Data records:
....................
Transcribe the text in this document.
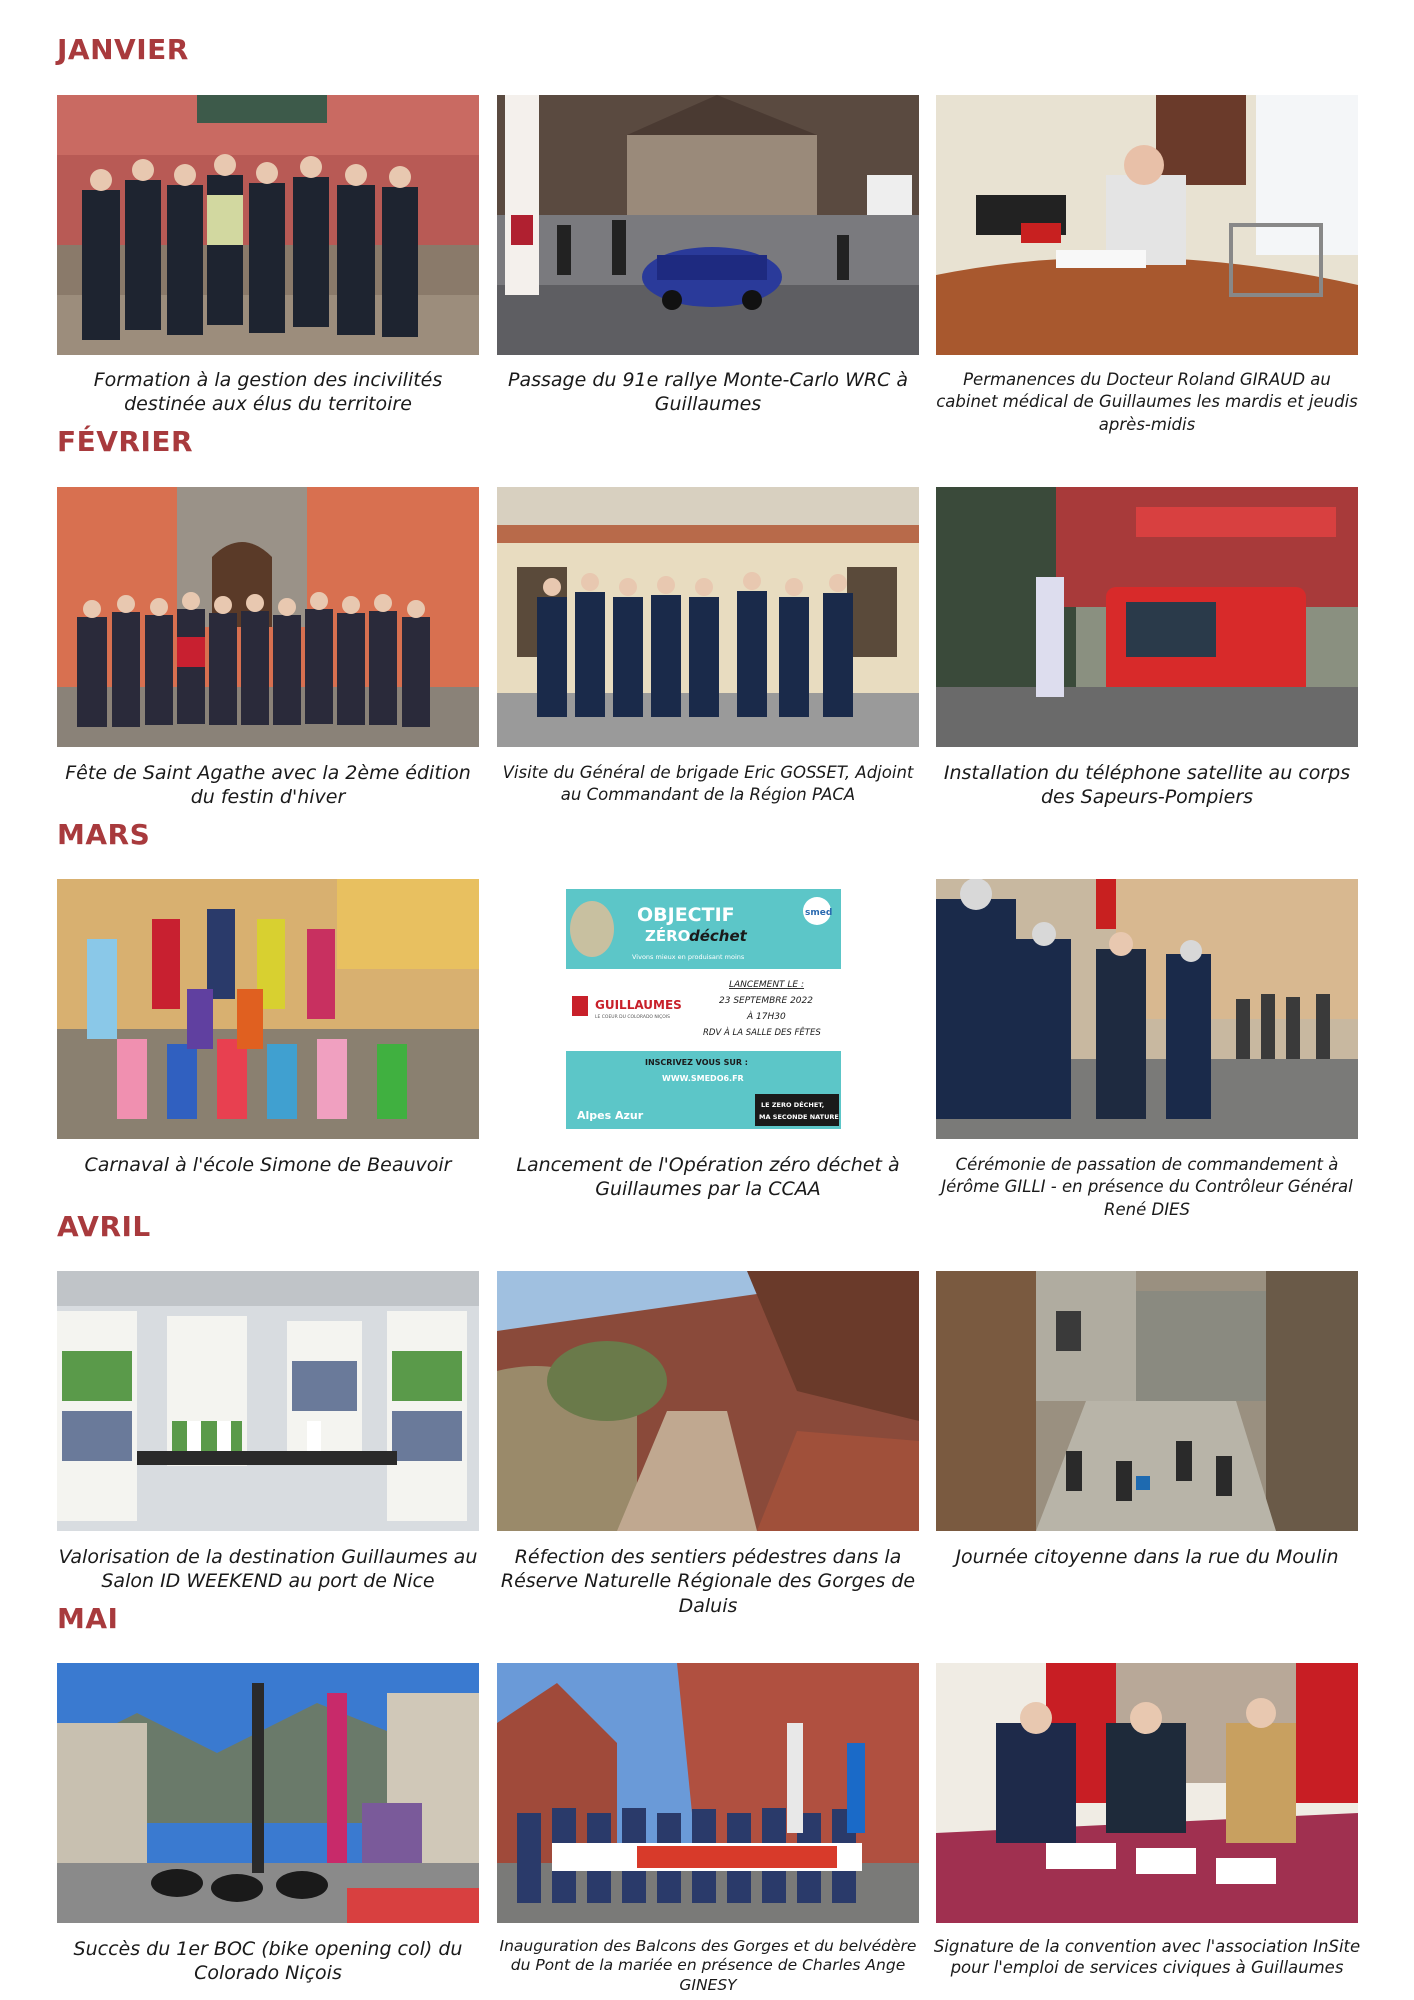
JANVIER
Formation à la gestion des incivilités destinée aux élus du territoire
Passage du 91e rallye Monte-Carlo WRC à Guillaumes
Permanences du Docteur Roland GIRAUD au cabinet médical de Guillaumes les mardis et jeudis après-midis
FÉVRIER
Fête de Saint Agathe avec la 2ème édition du festin d'hiver
Visite du Général de brigade Eric GOSSET, Adjoint au Commandant de la Région PACA
Installation du téléphone satellite au corps des Sapeurs-Pompiers
MARS
OBJECTIF
ZÉRO
déchet
smed
Vivons mieux en produisant moins
GUILLAUMES
LE COEUR DU COLORADO NIÇOIS
LANCEMENT LE :
23 SEPTEMBRE 2022
À 17H30
RDV À LA SALLE DES FÊTES
INSCRIVEZ VOUS SUR :
WWW.SMEDO6.FR
Alpes Azur
LE ZERO DÉCHET,
MA SECONDE NATURE
Carnaval à l'école Simone de Beauvoir	Lancement de l'Opération zéro déchet à Guillaumes par la CCAA
Cérémonie de passation de commandement à Jérôme GILLI - en présence du Contrôleur Général René DIES
AVRIL
Valorisation de la destination Guillaumes au Salon ID WEEKEND au port de Nice
Réfection des sentiers pédestres dans la Réserve Naturelle Régionale des Gorges de Daluis
Journée citoyenne dans la rue du Moulin
MAI
Succès du 1er BOC (bike opening col) du Colorado Niçois
Inauguration des Balcons des Gorges et du belvédère du Pont de la mariée en présence de Charles Ange GINESY
Signature de la convention avec l'association InSite pour l'emploi de services civiques à Guillaumes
....................
Exercise goal: Omit the pictures. Output every record above word for word.

In response:
Transcribe the text in this document.
JANVIER
Formation à la gestion des incivilités destinée aux élus du territoire
Passage du 91e rallye Monte-Carlo WRC à Guillaumes
Permanences du Docteur Roland GIRAUD au cabinet médical de Guillaumes les mardis et jeudis après-midis
FÉVRIER
Fête de Saint Agathe avec la 2ème édition du festin d'hiver
Visite du Général de brigade Eric GOSSET, Adjoint au Commandant de la Région PACA
Installation du téléphone satellite au corps des Sapeurs-Pompiers
MARS
OBJECTIF
ZÉRO
déchet
smed
Vivons mieux en produisant moins
GUILLAUMES
LE COEUR DU COLORADO NIÇOIS
LANCEMENT LE :
23 SEPTEMBRE 2022
À 17H30
RDV À LA SALLE DES FÊTES
INSCRIVEZ VOUS SUR :
WWW.SMEDO6.FR
Alpes Azur
LE ZERO DÉCHET,
MA SECONDE NATURE
Carnaval à l'école Simone de Beauvoir	Lancement de l'Opération zéro déchet à Guillaumes par la CCAA
Cérémonie de passation de commandement à Jérôme GILLI - en présence du Contrôleur Général René DIES
AVRIL
Valorisation de la destination Guillaumes au Salon ID WEEKEND au port de Nice
Réfection des sentiers pédestres dans la Réserve Naturelle Régionale des Gorges de Daluis
Journée citoyenne dans la rue du Moulin
MAI
Succès du 1er BOC (bike opening col) du Colorado Niçois
Inauguration des Balcons des Gorges et du belvédère du Pont de la mariée en présence de Charles Ange GINESY
Signature de la convention avec l'association InSite pour l'emploi de services civiques à Guillaumes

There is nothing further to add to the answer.